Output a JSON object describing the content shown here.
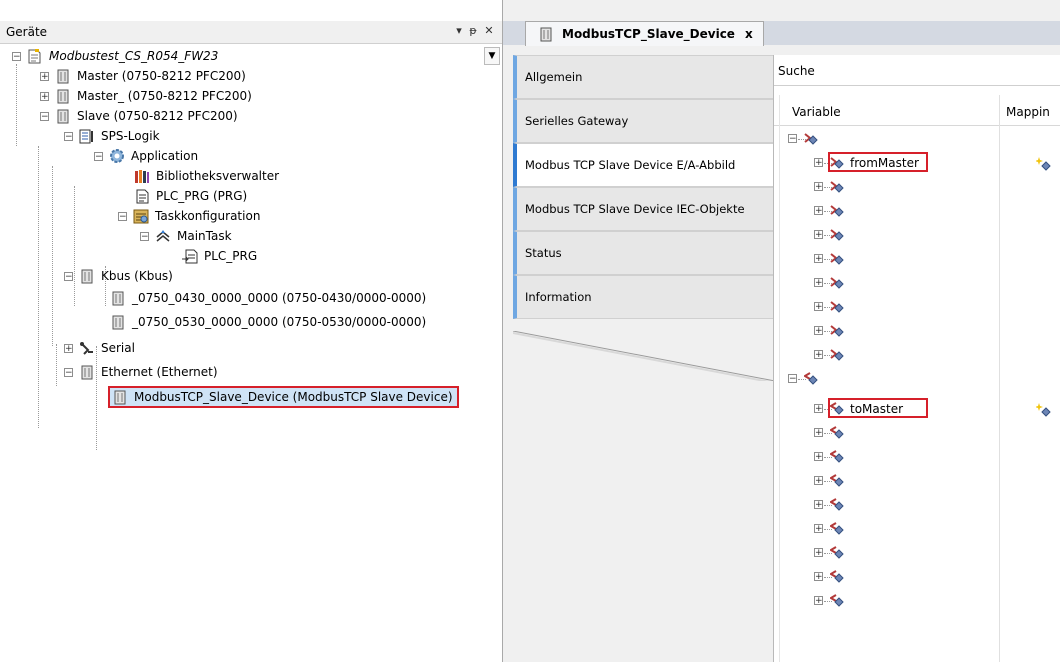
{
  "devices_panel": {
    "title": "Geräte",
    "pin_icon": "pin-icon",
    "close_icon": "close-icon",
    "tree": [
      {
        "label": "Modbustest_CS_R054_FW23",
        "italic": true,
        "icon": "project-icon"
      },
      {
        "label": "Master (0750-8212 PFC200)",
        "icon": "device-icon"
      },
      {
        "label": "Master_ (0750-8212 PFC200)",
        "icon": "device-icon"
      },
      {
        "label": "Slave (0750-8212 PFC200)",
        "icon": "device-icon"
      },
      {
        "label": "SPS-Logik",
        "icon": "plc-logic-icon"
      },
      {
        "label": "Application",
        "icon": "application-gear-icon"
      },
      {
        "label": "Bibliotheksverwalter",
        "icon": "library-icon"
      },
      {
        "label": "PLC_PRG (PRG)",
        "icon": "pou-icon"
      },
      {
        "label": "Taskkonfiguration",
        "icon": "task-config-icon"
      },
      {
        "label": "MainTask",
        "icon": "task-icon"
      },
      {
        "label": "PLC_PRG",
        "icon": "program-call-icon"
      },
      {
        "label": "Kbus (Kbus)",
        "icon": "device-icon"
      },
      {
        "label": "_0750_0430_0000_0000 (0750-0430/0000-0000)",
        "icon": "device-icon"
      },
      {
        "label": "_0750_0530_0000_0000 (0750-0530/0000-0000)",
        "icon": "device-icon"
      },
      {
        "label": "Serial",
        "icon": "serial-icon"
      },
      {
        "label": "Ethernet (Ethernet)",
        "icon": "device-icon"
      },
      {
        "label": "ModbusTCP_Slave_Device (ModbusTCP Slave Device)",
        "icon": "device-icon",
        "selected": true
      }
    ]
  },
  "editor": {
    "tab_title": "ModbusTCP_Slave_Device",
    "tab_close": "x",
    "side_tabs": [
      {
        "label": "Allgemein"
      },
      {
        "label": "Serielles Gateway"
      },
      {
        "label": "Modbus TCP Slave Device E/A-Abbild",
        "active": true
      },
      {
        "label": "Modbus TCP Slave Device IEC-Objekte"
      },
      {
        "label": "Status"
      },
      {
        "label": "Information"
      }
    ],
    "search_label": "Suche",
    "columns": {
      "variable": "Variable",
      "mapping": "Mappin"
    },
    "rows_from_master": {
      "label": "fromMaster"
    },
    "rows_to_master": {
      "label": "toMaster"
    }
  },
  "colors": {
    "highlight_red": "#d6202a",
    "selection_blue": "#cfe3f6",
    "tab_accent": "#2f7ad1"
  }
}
********
PROBLEM TO WORK ON => Copy out every line from the material above in which the word "true" appears.

TASK OUTPUT =>
        "italic": true,
        "selected": true
        "active": true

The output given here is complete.